Work instructions — Find and copy lines holding "Wallace".

Data supplied —
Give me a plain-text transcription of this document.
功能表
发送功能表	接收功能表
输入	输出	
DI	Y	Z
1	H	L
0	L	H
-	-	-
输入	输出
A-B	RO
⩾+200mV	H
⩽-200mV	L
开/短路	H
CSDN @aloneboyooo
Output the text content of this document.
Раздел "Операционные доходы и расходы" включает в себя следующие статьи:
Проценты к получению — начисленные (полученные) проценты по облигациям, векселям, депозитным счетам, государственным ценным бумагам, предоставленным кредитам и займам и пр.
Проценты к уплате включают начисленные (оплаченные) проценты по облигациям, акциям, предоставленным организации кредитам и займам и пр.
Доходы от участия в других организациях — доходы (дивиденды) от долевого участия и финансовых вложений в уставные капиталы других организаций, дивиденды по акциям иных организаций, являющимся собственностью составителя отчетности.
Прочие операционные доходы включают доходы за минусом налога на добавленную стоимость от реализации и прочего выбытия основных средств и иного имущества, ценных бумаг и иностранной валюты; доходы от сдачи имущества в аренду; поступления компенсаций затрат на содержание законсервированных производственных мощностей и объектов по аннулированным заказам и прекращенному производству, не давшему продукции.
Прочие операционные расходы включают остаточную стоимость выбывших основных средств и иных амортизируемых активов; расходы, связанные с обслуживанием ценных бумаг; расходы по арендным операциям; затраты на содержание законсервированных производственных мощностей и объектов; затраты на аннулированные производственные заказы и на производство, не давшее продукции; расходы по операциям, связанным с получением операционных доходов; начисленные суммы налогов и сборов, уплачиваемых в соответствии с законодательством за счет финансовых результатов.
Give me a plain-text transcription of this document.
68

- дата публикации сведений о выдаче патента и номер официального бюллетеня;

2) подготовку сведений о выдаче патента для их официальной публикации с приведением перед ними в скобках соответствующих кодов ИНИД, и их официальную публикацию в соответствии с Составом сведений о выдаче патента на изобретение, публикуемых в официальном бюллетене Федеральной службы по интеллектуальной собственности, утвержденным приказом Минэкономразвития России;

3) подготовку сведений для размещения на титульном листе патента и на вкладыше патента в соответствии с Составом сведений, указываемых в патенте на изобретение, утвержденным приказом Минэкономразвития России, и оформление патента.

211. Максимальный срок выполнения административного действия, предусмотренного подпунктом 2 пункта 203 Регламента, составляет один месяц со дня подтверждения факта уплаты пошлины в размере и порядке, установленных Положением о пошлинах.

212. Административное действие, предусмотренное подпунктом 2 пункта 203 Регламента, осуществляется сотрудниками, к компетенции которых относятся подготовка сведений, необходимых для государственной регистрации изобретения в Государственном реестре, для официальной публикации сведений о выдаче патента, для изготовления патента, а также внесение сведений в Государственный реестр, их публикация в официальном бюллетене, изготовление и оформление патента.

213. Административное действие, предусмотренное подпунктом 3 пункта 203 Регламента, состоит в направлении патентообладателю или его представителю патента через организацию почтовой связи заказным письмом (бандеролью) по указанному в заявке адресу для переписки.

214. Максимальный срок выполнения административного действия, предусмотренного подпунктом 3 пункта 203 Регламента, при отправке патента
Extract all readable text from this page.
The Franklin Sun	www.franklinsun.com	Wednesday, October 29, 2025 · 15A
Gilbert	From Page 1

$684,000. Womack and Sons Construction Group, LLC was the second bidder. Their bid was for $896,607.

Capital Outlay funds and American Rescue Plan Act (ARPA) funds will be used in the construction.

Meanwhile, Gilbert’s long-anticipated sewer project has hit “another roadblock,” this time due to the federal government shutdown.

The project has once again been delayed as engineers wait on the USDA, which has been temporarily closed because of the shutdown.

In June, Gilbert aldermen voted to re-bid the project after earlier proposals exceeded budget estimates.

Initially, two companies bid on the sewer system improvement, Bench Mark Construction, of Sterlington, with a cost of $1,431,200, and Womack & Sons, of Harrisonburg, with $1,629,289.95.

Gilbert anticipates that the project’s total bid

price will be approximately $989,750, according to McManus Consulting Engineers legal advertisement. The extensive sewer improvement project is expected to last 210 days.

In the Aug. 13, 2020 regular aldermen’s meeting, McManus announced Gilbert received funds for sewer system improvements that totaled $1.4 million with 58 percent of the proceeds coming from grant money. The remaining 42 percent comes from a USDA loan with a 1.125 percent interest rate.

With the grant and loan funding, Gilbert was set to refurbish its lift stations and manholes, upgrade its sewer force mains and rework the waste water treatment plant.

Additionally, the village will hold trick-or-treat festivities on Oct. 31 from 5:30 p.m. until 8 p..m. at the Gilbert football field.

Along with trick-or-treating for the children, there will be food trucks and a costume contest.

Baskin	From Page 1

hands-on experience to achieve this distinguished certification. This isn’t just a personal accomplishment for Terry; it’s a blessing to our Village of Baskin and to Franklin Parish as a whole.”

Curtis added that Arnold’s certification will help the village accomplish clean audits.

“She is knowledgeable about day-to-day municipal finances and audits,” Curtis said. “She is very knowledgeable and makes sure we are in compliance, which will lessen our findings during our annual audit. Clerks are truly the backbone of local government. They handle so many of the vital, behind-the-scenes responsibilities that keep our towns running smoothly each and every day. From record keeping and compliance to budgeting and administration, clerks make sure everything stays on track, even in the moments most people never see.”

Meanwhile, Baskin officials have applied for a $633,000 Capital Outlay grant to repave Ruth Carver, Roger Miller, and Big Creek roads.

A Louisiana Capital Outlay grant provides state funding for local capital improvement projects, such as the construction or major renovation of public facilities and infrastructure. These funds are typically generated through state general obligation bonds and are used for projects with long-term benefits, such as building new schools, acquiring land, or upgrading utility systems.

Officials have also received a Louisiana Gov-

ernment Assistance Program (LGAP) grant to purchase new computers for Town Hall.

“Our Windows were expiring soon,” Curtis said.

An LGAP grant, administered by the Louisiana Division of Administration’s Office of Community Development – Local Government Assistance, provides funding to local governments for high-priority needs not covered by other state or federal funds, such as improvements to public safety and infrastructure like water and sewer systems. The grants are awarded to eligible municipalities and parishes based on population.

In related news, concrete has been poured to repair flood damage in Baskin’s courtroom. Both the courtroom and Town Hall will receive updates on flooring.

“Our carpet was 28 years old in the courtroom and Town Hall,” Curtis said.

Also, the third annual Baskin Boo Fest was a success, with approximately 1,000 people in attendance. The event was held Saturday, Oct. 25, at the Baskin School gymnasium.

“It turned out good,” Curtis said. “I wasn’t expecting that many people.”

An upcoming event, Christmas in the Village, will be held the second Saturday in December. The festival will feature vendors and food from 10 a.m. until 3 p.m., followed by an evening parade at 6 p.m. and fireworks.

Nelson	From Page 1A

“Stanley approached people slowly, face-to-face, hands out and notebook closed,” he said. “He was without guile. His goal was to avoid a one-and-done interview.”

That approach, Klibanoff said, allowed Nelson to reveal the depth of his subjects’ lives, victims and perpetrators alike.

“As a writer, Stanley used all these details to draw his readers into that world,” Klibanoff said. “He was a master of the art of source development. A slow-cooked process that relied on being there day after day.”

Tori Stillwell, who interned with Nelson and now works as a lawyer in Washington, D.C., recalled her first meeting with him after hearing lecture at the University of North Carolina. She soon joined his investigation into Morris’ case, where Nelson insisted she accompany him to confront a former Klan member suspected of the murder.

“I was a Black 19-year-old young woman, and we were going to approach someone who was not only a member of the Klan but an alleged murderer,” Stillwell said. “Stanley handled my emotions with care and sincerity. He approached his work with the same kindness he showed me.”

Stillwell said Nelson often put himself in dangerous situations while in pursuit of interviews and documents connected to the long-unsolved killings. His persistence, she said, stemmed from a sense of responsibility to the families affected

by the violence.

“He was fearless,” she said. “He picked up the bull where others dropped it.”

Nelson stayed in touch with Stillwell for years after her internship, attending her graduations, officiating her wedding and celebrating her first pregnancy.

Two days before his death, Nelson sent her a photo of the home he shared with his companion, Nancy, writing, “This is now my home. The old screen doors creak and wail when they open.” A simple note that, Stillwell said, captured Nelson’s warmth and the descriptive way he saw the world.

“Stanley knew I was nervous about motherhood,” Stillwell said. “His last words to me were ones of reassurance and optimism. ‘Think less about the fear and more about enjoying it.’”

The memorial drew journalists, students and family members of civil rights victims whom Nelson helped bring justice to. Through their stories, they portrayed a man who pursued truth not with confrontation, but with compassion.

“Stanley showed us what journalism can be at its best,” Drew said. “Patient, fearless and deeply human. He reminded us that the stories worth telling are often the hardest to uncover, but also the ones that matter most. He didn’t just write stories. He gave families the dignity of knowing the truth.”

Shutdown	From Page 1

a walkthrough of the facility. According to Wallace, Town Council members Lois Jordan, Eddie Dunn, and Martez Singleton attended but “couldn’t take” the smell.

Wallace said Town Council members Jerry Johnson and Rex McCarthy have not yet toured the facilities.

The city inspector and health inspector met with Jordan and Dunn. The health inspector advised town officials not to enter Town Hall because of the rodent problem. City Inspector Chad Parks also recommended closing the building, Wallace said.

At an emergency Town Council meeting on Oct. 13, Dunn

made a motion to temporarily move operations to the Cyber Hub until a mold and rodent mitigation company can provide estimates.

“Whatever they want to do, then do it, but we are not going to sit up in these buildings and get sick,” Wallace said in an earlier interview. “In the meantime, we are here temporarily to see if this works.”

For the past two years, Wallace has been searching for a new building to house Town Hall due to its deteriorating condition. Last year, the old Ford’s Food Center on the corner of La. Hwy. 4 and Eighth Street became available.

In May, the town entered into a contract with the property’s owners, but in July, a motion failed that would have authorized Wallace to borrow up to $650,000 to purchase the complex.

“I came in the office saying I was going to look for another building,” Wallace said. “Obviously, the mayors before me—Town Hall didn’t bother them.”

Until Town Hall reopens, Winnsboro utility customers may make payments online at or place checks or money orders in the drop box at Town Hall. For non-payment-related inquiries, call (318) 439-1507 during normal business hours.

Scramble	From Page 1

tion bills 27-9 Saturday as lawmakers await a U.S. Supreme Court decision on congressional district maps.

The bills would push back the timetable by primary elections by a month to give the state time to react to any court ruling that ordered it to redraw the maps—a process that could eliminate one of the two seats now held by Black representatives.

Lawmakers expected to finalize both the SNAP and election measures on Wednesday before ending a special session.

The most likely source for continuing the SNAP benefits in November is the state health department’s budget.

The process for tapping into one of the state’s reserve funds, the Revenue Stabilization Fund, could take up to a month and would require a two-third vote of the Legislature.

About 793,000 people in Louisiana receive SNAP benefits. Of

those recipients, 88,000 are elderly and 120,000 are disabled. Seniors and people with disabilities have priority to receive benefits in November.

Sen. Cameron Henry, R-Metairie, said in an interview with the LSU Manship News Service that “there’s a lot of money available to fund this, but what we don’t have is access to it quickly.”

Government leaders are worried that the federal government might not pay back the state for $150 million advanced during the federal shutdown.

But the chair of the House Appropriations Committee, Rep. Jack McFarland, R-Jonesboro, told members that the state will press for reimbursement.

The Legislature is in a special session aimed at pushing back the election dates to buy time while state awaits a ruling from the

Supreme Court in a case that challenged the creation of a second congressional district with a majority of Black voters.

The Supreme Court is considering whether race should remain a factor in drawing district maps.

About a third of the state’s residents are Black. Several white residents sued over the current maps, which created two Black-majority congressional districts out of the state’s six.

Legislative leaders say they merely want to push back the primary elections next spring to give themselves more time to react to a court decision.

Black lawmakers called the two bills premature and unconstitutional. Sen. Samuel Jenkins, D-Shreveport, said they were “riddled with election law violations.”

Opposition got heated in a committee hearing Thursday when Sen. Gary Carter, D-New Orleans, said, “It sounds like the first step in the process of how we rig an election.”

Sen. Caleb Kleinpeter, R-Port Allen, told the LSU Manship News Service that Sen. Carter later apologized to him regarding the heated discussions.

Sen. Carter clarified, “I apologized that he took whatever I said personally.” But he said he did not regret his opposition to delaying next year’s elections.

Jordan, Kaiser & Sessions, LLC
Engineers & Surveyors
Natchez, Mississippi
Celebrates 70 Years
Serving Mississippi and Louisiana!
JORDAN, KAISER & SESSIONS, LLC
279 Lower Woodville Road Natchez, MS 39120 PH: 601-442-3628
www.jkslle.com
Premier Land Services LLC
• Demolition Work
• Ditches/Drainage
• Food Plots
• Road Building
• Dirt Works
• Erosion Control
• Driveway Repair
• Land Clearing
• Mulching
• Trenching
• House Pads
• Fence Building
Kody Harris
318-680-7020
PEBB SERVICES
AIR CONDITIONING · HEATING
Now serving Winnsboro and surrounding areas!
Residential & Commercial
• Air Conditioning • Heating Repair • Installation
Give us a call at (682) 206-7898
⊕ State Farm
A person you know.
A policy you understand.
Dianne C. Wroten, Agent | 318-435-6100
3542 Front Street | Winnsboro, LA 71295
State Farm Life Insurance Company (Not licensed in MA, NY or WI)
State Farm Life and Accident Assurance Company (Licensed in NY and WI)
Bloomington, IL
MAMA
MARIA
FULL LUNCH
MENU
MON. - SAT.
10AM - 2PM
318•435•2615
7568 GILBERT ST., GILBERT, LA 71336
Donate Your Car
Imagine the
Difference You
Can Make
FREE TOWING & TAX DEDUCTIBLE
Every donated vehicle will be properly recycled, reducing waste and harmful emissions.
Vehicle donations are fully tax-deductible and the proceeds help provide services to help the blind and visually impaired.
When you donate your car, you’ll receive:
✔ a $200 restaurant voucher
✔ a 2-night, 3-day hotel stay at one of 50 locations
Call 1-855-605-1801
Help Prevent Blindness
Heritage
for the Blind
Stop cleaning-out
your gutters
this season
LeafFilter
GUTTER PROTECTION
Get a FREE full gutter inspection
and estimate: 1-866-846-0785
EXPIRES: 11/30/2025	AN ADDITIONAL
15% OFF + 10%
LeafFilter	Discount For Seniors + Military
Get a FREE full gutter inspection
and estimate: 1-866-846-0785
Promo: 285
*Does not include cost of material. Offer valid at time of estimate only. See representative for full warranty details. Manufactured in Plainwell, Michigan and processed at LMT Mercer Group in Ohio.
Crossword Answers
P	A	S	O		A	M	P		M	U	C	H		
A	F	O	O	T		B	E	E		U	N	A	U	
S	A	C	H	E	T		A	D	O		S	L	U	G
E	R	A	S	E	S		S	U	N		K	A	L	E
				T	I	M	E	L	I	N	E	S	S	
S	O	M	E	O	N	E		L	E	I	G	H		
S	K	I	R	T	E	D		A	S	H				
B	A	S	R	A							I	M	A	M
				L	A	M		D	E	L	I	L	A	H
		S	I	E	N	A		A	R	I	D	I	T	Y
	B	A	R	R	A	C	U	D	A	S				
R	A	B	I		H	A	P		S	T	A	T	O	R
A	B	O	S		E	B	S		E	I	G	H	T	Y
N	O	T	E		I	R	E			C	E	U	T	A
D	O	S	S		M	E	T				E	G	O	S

Exercise solution —
a walkthrough of the facility. According to Wallace, Town Council members Lois Jordan, Eddie Dunn, and Martez Singleton attended but “couldn’t take” the smell.
Wallace said Town Council members Jerry Johnson and Rex McCarthy have not yet toured the facilities.
The city inspector and health inspector met with Jordan and Dunn. The health inspector advised town officials not to enter Town Hall because of the rodent problem. City Inspector Chad Parks also recommended closing the building, Wallace said.
“Whatever they want to do, then do it, but we are not going to sit up in these buildings and get sick,” Wallace said in an earlier interview. “In the meantime, we are here temporarily to see if this works.”
For the past two years, Wallace has been searching for a new building to house Town Hall due to its deteriorating condition. Last year, the old Ford’s Food Center on the corner of La. Hwy. 4 and Eighth Street became available.
In May, the town entered into a contract with the property’s owners, but in July, a motion failed that would have authorized Wallace to borrow up to $650,000 to purchase the complex.
“I came in the office saying I was going to look for another building,” Wallace said. “Obviously, the mayors before me—Town Hall didn’t bother them.”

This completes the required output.